### Instruction
Select the lines that contain "Tiempo" and copy each of them.

-- BEGIN Information given --

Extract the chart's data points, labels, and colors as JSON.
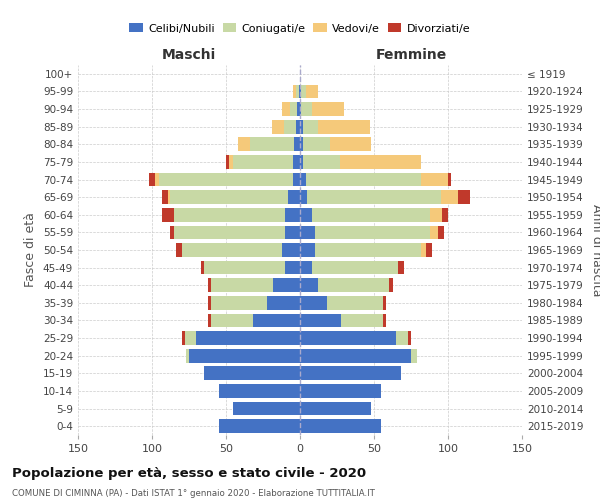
{
  "age_groups": [
    "0-4",
    "5-9",
    "10-14",
    "15-19",
    "20-24",
    "25-29",
    "30-34",
    "35-39",
    "40-44",
    "45-49",
    "50-54",
    "55-59",
    "60-64",
    "65-69",
    "70-74",
    "75-79",
    "80-84",
    "85-89",
    "90-94",
    "95-99",
    "100+"
  ],
  "birth_years": [
    "2015-2019",
    "2010-2014",
    "2005-2009",
    "2000-2004",
    "1995-1999",
    "1990-1994",
    "1985-1989",
    "1980-1984",
    "1975-1979",
    "1970-1974",
    "1965-1969",
    "1960-1964",
    "1955-1959",
    "1950-1954",
    "1945-1949",
    "1940-1944",
    "1935-1939",
    "1930-1934",
    "1925-1929",
    "1920-1924",
    "≤ 1919"
  ],
  "males": {
    "celibi": [
      55,
      45,
      55,
      65,
      75,
      70,
      32,
      22,
      18,
      10,
      12,
      10,
      10,
      8,
      5,
      5,
      4,
      3,
      2,
      1,
      0
    ],
    "coniugati": [
      0,
      0,
      0,
      0,
      2,
      8,
      28,
      38,
      42,
      55,
      68,
      75,
      75,
      80,
      90,
      40,
      30,
      8,
      5,
      2,
      0
    ],
    "vedovi": [
      0,
      0,
      0,
      0,
      0,
      0,
      0,
      0,
      0,
      0,
      0,
      0,
      0,
      1,
      3,
      3,
      8,
      8,
      5,
      2,
      0
    ],
    "divorziati": [
      0,
      0,
      0,
      0,
      0,
      2,
      2,
      2,
      2,
      2,
      4,
      3,
      8,
      4,
      4,
      2,
      0,
      0,
      0,
      0,
      0
    ]
  },
  "females": {
    "nubili": [
      55,
      48,
      55,
      68,
      75,
      65,
      28,
      18,
      12,
      8,
      10,
      10,
      8,
      5,
      4,
      2,
      2,
      2,
      1,
      1,
      0
    ],
    "coniugate": [
      0,
      0,
      0,
      0,
      4,
      8,
      28,
      38,
      48,
      58,
      72,
      78,
      80,
      90,
      78,
      25,
      18,
      10,
      7,
      3,
      0
    ],
    "vedove": [
      0,
      0,
      0,
      0,
      0,
      0,
      0,
      0,
      0,
      0,
      3,
      5,
      8,
      12,
      18,
      55,
      28,
      35,
      22,
      8,
      0
    ],
    "divorziate": [
      0,
      0,
      0,
      0,
      0,
      2,
      2,
      2,
      3,
      4,
      4,
      4,
      4,
      8,
      2,
      0,
      0,
      0,
      0,
      0,
      0
    ]
  },
  "colors": {
    "celibi_nubili": "#4472c4",
    "coniugati": "#c8d9a5",
    "vedovi": "#f5c97a",
    "divorziati": "#c0392b"
  },
  "xlim": 150,
  "title": "Popolazione per età, sesso e stato civile - 2020",
  "subtitle": "COMUNE DI CIMINNA (PA) - Dati ISTAT 1° gennaio 2020 - Elaborazione TUTTITALIA.IT",
  "left_label": "Maschi",
  "right_label": "Femmine",
  "y_left_label": "Fasce di età",
  "y_right_label": "Anni di nascita",
  "legend_labels": [
    "Celibi/Nubili",
    "Coniugati/e",
    "Vedovi/e",
    "Divorziati/e"
  ],
  "bg_color": "#ffffff",
  "grid_color": "#cccccc"
}
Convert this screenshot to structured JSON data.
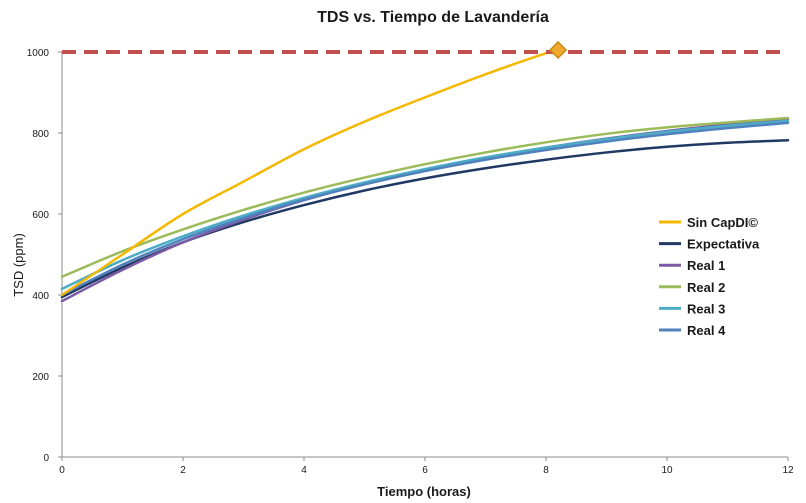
{
  "chart_data": {
    "type": "line",
    "title": "TDS vs. Tiempo de Lavandería",
    "xlabel": "Tiempo (horas)",
    "ylabel": "TSD (ppm)",
    "xlim": [
      0,
      12
    ],
    "ylim": [
      0,
      1000
    ],
    "x_ticks": [
      "0",
      "2",
      "4",
      "6",
      "8",
      "10",
      "12"
    ],
    "y_ticks": [
      "0",
      "200",
      "400",
      "600",
      "800",
      "1000"
    ],
    "grid": false,
    "legend_position": "right",
    "x": [
      0,
      1,
      2,
      3,
      4,
      5,
      6,
      7,
      8,
      9,
      10,
      11,
      12
    ],
    "series": [
      {
        "name": "Sin CapDI©",
        "color": "#f5b800",
        "x": [
          0,
          1,
          2,
          3,
          4,
          5,
          6,
          7,
          8,
          8.2
        ],
        "values": [
          400,
          500,
          600,
          680,
          760,
          828,
          888,
          945,
          997,
          1005
        ]
      },
      {
        "name": "Expectativa",
        "color": "#1f3864",
        "values": [
          395,
          468,
          530,
          580,
          622,
          658,
          688,
          713,
          734,
          752,
          766,
          776,
          782
        ]
      },
      {
        "name": "Real 1",
        "color": "#7b5aa6",
        "values": [
          385,
          462,
          530,
          586,
          634,
          675,
          710,
          739,
          764,
          786,
          805,
          821,
          834
        ]
      },
      {
        "name": "Real 2",
        "color": "#9bbb59",
        "values": [
          445,
          508,
          562,
          610,
          653,
          690,
          723,
          752,
          777,
          798,
          814,
          826,
          837
        ]
      },
      {
        "name": "Real 3",
        "color": "#4bacc6",
        "values": [
          415,
          486,
          545,
          596,
          640,
          678,
          711,
          740,
          764,
          785,
          803,
          818,
          830
        ]
      },
      {
        "name": "Real 4",
        "color": "#4f81bd",
        "values": [
          400,
          475,
          538,
          590,
          635,
          673,
          706,
          734,
          758,
          779,
          797,
          812,
          825
        ]
      }
    ],
    "reference_line": {
      "y": 1000,
      "color": "#c0504d"
    },
    "marker": {
      "x": 8.2,
      "y": 1005,
      "color": "#f0a830"
    }
  }
}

-- END Information given --

### Expected answer
    "title": "TDS vs. Tiempo de Lavandería",
    "xlabel": "Tiempo (horas)",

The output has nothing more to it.